-- Start of PROVIDED RECORDS --

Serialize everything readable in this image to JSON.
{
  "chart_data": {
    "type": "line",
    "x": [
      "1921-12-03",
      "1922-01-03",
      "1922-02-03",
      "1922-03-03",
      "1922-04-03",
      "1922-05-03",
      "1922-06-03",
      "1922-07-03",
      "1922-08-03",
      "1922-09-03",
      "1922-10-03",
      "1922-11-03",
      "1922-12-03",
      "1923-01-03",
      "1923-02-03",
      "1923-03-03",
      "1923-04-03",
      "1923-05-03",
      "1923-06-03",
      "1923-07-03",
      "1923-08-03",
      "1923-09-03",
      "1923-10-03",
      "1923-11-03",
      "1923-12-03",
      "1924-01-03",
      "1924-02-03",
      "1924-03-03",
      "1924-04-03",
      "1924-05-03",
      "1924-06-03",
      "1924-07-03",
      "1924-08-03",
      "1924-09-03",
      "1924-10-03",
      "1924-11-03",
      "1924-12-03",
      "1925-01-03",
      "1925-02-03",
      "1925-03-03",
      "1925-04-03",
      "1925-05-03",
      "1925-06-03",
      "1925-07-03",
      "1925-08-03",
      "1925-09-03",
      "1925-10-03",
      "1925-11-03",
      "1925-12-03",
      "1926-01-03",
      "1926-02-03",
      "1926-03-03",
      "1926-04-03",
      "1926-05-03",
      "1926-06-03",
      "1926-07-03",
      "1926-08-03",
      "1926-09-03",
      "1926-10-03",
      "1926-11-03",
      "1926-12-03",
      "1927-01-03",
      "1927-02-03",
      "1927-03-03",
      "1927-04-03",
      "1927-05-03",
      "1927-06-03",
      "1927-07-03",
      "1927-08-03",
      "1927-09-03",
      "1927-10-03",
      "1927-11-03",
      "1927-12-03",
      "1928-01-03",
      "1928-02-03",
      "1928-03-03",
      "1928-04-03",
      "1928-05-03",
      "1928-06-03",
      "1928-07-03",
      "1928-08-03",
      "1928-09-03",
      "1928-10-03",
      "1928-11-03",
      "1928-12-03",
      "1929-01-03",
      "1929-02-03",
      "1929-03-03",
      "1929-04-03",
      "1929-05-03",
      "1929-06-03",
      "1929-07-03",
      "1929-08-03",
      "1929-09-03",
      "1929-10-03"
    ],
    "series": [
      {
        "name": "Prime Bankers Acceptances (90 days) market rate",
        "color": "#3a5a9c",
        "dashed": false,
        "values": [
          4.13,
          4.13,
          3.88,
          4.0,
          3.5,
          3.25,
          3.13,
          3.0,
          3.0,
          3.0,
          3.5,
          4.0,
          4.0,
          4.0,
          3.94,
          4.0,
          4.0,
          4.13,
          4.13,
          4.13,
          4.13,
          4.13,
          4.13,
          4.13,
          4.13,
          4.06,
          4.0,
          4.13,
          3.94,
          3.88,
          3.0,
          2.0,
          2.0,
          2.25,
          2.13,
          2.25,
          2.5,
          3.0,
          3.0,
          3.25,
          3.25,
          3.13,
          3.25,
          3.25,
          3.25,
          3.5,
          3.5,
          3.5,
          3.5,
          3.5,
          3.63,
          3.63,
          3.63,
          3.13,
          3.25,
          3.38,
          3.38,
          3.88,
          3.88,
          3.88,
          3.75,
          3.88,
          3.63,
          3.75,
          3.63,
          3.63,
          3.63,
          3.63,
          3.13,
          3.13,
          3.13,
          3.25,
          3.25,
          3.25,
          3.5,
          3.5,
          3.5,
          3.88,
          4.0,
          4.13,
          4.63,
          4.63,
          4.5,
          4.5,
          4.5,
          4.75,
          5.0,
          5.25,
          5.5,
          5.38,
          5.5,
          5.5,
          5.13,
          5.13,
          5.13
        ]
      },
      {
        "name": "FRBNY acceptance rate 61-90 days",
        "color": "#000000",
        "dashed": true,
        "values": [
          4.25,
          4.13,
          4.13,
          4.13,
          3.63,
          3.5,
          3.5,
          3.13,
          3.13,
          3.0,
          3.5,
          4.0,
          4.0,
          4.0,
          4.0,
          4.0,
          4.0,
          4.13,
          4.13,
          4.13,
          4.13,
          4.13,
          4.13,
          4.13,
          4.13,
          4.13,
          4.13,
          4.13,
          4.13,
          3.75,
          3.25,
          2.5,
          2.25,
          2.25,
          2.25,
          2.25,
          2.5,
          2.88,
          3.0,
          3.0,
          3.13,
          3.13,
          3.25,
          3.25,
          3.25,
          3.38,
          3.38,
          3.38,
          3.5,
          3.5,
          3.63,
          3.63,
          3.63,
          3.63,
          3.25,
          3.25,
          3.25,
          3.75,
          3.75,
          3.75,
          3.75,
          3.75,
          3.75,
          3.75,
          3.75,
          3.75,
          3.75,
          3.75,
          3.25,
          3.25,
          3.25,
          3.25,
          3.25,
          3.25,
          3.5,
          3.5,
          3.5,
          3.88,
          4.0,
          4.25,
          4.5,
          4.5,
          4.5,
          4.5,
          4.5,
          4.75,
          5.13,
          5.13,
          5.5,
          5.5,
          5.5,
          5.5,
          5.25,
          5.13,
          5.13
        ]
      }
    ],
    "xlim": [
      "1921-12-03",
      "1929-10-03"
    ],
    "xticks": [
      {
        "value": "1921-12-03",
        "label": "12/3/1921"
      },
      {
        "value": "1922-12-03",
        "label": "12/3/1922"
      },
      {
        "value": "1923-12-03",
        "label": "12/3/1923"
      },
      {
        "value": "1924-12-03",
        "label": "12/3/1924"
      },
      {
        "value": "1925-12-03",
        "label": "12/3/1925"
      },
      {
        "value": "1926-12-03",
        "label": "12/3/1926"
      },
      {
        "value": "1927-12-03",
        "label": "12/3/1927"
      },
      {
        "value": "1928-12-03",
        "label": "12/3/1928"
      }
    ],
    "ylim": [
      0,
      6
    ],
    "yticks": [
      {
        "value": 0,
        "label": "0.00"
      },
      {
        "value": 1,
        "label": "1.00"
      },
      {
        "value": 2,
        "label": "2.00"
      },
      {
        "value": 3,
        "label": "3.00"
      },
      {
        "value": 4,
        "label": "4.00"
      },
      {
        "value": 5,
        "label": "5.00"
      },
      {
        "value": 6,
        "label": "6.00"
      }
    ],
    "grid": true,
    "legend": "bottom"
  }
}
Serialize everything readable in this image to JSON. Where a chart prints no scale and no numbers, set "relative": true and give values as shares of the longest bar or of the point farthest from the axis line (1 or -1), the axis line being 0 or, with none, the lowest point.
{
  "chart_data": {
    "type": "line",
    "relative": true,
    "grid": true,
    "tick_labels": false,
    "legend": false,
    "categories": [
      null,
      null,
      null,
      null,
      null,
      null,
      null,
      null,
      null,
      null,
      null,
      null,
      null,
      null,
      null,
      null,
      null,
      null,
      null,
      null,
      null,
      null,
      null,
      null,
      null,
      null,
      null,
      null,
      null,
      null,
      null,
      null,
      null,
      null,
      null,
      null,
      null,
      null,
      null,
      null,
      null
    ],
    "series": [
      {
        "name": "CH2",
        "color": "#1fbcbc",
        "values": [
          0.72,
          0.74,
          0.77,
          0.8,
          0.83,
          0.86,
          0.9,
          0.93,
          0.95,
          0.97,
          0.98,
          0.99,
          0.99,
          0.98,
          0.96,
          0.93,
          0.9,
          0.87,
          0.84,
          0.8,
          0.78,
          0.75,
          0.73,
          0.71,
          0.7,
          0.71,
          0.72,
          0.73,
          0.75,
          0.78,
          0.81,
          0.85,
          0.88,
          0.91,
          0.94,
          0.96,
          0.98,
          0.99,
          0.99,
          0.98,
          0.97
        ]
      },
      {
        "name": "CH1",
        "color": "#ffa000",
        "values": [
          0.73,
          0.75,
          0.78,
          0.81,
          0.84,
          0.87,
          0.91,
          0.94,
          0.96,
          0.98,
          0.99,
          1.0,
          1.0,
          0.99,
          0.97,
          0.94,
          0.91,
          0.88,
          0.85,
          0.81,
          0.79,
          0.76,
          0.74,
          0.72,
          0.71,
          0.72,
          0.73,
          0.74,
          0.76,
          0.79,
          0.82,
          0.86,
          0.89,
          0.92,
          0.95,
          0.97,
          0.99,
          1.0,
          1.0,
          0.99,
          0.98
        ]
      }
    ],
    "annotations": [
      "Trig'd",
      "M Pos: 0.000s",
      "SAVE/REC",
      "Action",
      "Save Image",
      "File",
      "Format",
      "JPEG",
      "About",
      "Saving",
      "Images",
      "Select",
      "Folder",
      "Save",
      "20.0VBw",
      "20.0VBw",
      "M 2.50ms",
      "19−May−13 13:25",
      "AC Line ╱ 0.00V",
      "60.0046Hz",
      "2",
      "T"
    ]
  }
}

-- End of PROVIDED RECORDS --

### STATED TASK
Copy out every line in the entries above that holds "true".

### SOLUTION TO THIS PROBLEM
        "dashed": true,
    "grid": true,
Serialize everything readable in this image to JSON. Where a chart prints no scale and no numbers, set "relative": true and give values as shares of the longest bar or of the point farthest from the axis line (1 or -1), the axis line being 0 or, with none, the lowest point.
    "relative": true,
    "grid": true,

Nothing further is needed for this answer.